WHAT THE TASK ASKS>
Report how many lines hold the string "lehetőség". Give the number and nothing else.

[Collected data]
----------

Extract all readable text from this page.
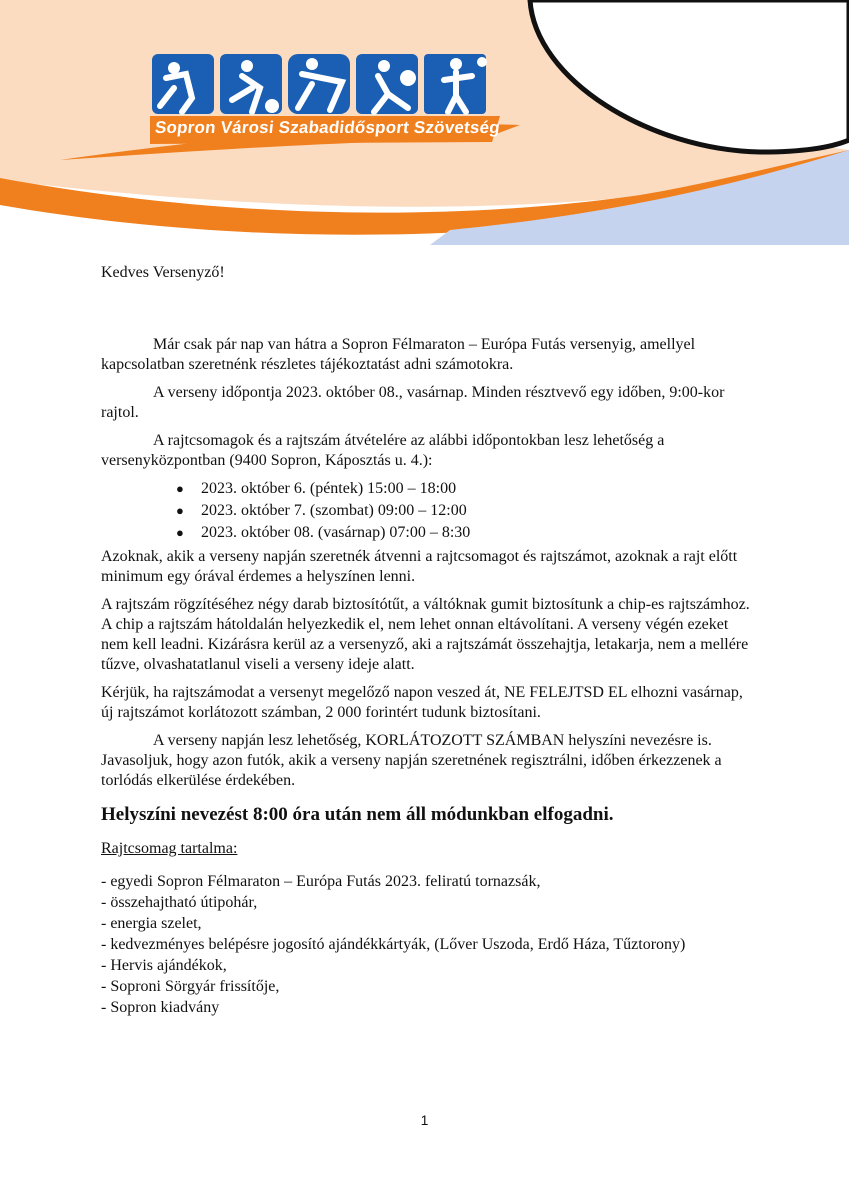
Sopron Városi Szabadidősport Szövetség

Kedves Versenyző!

Már csak pár nap van hátra a Sopron Félmaraton – Európa Futás versenyig, amellyel kapcsolatban szeretnénk részletes tájékoztatást adni számotokra.

A verseny időpontja 2023. október 08., vasárnap. Minden résztvevő egy időben, 9:00-kor rajtol.

A rajtcsomagok és a rajtszám átvételére az alábbi időpontokban lesz lehetőség a versenyközpontban (9400 Sopron, Káposztás u. 4.):

● 2023. október 6. (péntek) 15:00 – 18:00
● 2023. október 7. (szombat) 09:00 – 12:00
● 2023. október 08. (vasárnap) 07:00 – 8:30

Azoknak, akik a verseny napján szeretnék átvenni a rajtcsomagot és rajtszámot, azoknak a rajt előtt minimum egy órával érdemes a helyszínen lenni.

A rajtszám rögzítéséhez négy darab biztosítótűt, a váltóknak gumit biztosítunk a chip-es rajtszámhoz. A chip a rajtszám hátoldalán helyezkedik el, nem lehet onnan eltávolítani. A verseny végén ezeket nem kell leadni. Kizárásra kerül az a versenyző, aki a rajtszámát összehajtja, letakarja, nem a mellére tűzve, olvashatatlanul viseli a verseny ideje alatt.

Kérjük, ha rajtszámodat a versenyt megelőző napon veszed át, NE FELEJTSD EL elhozni vasárnap, új rajtszámot korlátozott számban, 2 000 forintért tudunk biztosítani.

A verseny napján lesz lehetőség, KORLÁTOZOTT SZÁMBAN helyszíni nevezésre is. Javasoljuk, hogy azon futók, akik a verseny napján szeretnének regisztrálni, időben érkezzenek a torlódás elkerülése érdekében.

Helyszíni nevezést 8:00 óra után nem áll módunkban elfogadni.

Rajtcsomag tartalma:

- egyedi Sopron Félmaraton – Európa Futás 2023. feliratú tornazsák,
- összehajtható útipohár,
- energia szelet,
- kedvezményes belépésre jogosító ajándékkártyák, (Lőver Uszoda, Erdő Háza, Tűztorony)
- Hervis ajándékok,
- Soproni Sörgyár frissítője,
- Sopron kiadvány
1
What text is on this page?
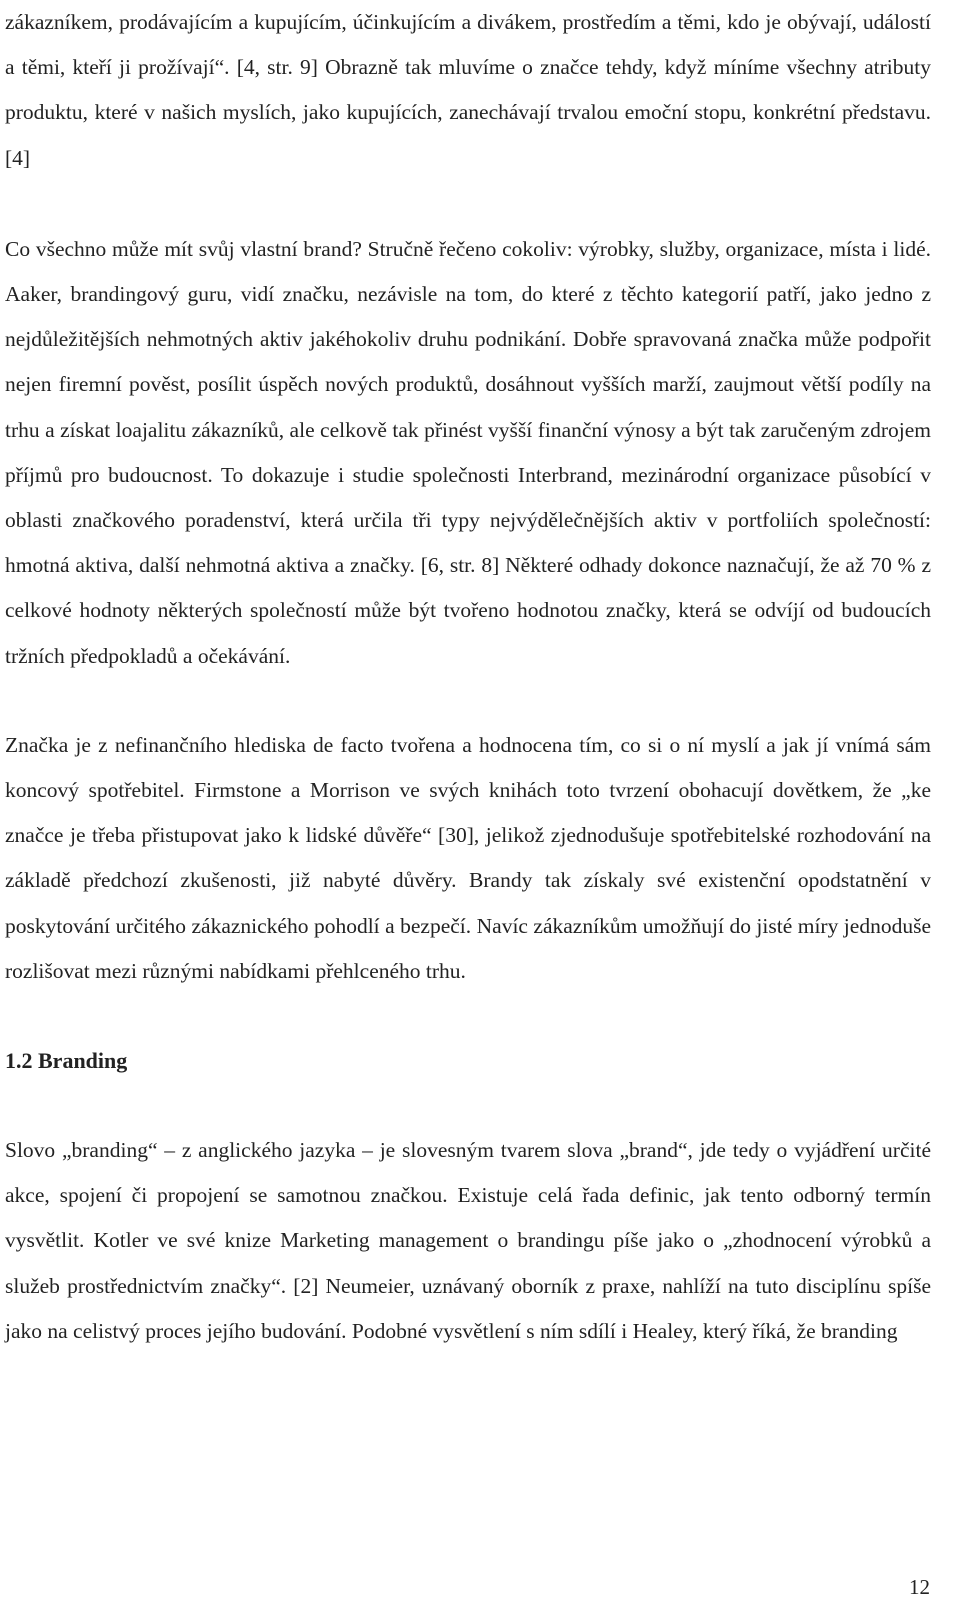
zákazníkem, prodávajícím a kupujícím, účinkujícím a divákem, prostředím a těmi, kdo je obývají, událostí a těmi, kteří ji prožívají“. [4, str. 9] Obrazně tak mluvíme o značce tehdy, když míníme všechny atributy produktu, které v našich myslích, jako kupujících, zanechávají trvalou emoční stopu, konkrétní představu. [4]

Co všechno může mít svůj vlastní brand? Stručně řečeno cokoliv: výrobky, služby, organizace, místa i lidé. Aaker, brandingový guru, vidí značku, nezávisle na tom, do které z těchto kategorií patří, jako jedno z nejdůležitějších nehmotných aktiv jakéhokoliv druhu podnikání. Dobře spravovaná značka může podpořit nejen firemní pověst, posílit úspěch nových produktů, dosáhnout vyšších marží, zaujmout větší podíly na trhu a získat loajalitu zákazníků, ale celkově tak přinést vyšší finanční výnosy a být tak zaručeným zdrojem příjmů pro budoucnost. To dokazuje i studie společnosti Interbrand, mezinárodní organizace působící v oblasti značkového poradenství, která určila tři typy nejvýdělečnějších aktiv v portfoliích společností: hmotná aktiva, další nehmotná aktiva a značky. [6, str. 8] Některé odhady dokonce naznačují, že až 70 % z celkové hodnoty některých společností může být tvořeno hodnotou značky, která se odvíjí od budoucích tržních předpokladů a očekávání.

Značka je z nefinančního hlediska de facto tvořena a hodnocena tím, co si o ní myslí a jak jí vnímá sám koncový spotřebitel. Firmstone a Morrison ve svých knihách toto tvrzení obohacují dovětkem, že „ke značce je třeba přistupovat jako k lidské důvěře“ [30], jelikož zjednodušuje spotřebitelské rozhodování na základě předchozí zkušenosti, již nabyté důvěry. Brandy tak získaly své existenční opodstatnění v poskytování určitého zákaznického pohodlí a bezpečí. Navíc zákazníkům umožňují do jisté míry jednoduše rozlišovat mezi různými nabídkami přehlceného trhu.

1.2 Branding

Slovo „branding“ – z anglického jazyka – je slovesným tvarem slova „brand“, jde tedy o vyjádření určité akce, spojení či propojení se samotnou značkou. Existuje celá řada definic, jak tento odborný termín vysvětlit. Kotler ve své knize Marketing management o brandingu píše jako o „zhodnocení výrobků a služeb prostřednictvím značky“. [2] Neumeier, uznávaný oborník z praxe, nahlíží na tuto disciplínu spíše jako na celistvý proces jejího budování. Podobné vysvětlení s ním sdílí i Healey, který říká, že branding

12
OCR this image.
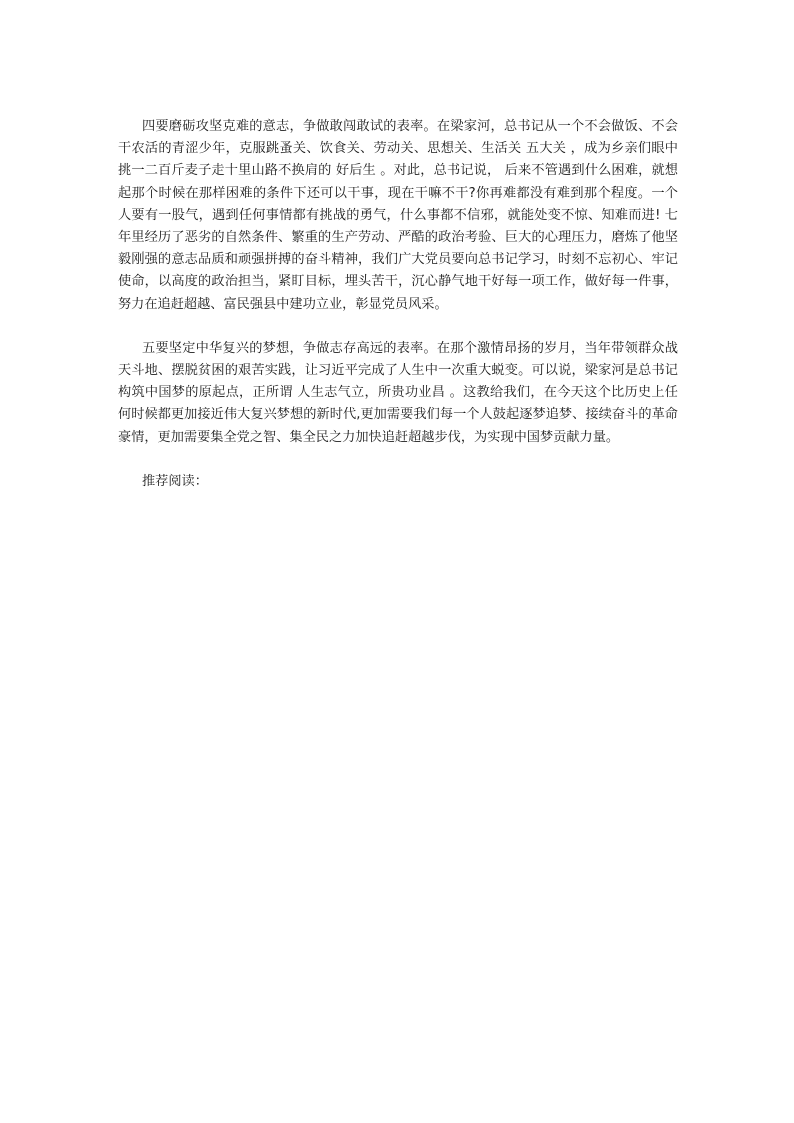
四要磨砺攻坚克难的意志，争做敢闯敢试的表率。在梁家河，总书记从一个不会做饭、不会干农活的青涩少年，克服跳蚤关、饮食关、劳动关、思想关、生活关 五大关 ，成为乡亲们眼中挑一二百斤麦子走十里山路不换肩的 好后生 。对此，总书记说， 后来不管遇到什么困难，就想起那个时候在那样困难的条件下还可以干事，现在干嘛不干?你再难都没有难到那个程度。一个人要有一股气，遇到任何事情都有挑战的勇气，什么事都不信邪，就能处变不惊、知难而进! 七年里经历了恶劣的自然条件、繁重的生产劳动、严酷的政治考验、巨大的心理压力，磨炼了他坚毅刚强的意志品质和顽强拼搏的奋斗精神，我们广大党员要向总书记学习，时刻不忘初心、牢记使命，以高度的政治担当，紧盯目标，埋头苦干，沉心静气地干好每一项工作，做好每一件事，努力在追赶超越、富民强县中建功立业，彰显党员风采。

五要坚定中华复兴的梦想，争做志存高远的表率。在那个激情昂扬的岁月，当年带领群众战天斗地、摆脱贫困的艰苦实践，让习近平完成了人生中一次重大蜕变。可以说，梁家河是总书记构筑中国梦的原起点，正所谓 人生志气立，所贵功业昌 。这教给我们，在今天这个比历史上任何时候都更加接近伟大复兴梦想的新时代,更加需要我们每一个人鼓起逐梦追梦、接续奋斗的革命豪情，更加需要集全党之智、集全民之力加快追赶超越步伐，为实现中国梦贡献力量。

推荐阅读：
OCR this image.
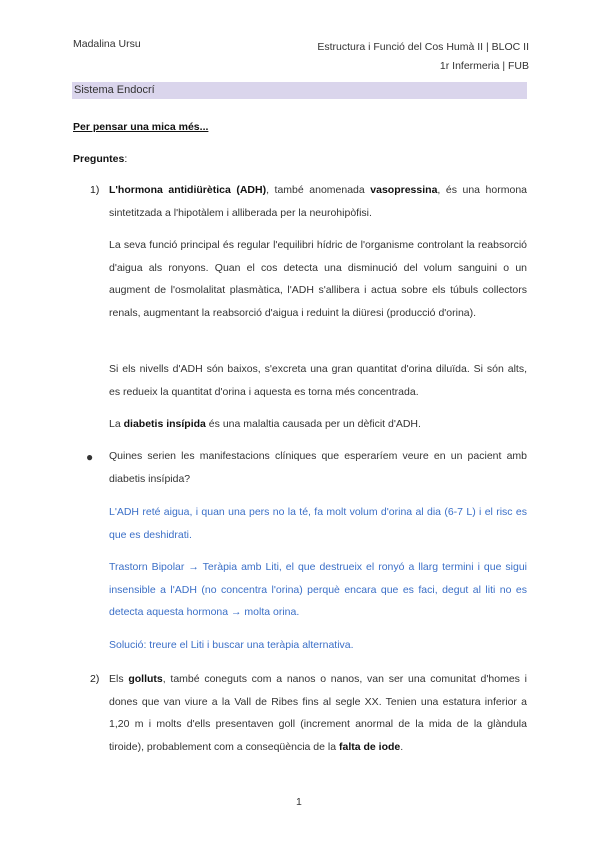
Madalina Ursu	Estructura i Funció del Cos Humà II | BLOC II
1r Infermeria | FUB
Sistema Endocrí
Per pensar una mica més...
Preguntes:
1) L'hormona antidiürètica (ADH), també anomenada vasopressina, és una hormona sintetitzada a l'hipotàlem i alliberada per la neurohipòfisi.

La seva funció principal és regular l'equilibri hídric de l'organisme controlant la reabsorció d'aigua als ronyons. Quan el cos detecta una disminució del volum sanguini o un augment de l'osmolalitat plasmàtica, l'ADH s'allibera i actua sobre els túbuls collectors renals, augmentant la reabsorció d'aigua i reduint la diüresi (producció d'orina).

Si els nivells d'ADH són baixos, s'excreta una gran quantitat d'orina diluïda. Si són alts, es redueix la quantitat d'orina i aquesta es torna més concentrada.

La diabetis insípida és una malaltia causada per un dèficit d'ADH.

● Quines serien les manifestacions clíniques que esperaríem veure en un pacient amb diabetis insípida?

L'ADH reté aigua, i quan una pers no la té, fa molt volum d'orina al dia (6-7 L) i el risc es que es deshidrati.

Trastorn Bipolar → Teràpia amb Liti, el que destrueix el ronyó a llarg termini i que sigui insensible a l'ADH (no concentra l'orina) perquè encara que es faci, degut al liti no es detecta aquesta hormona → molta orina.

Solució: treure el Liti i buscar una teràpia alternativa.

2) Els golluts, també coneguts com a nanos o nanos, van ser una comunitat d'homes i dones que van viure a la Vall de Ribes fins al segle XX. Tenien una estatura inferior a 1,20 m i molts d'ells presentaven goll (increment anormal de la mida de la glàndula tiroide), probablement com a conseqüència de la falta de iode.

1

----------

EXERCISE OUTPUT>
2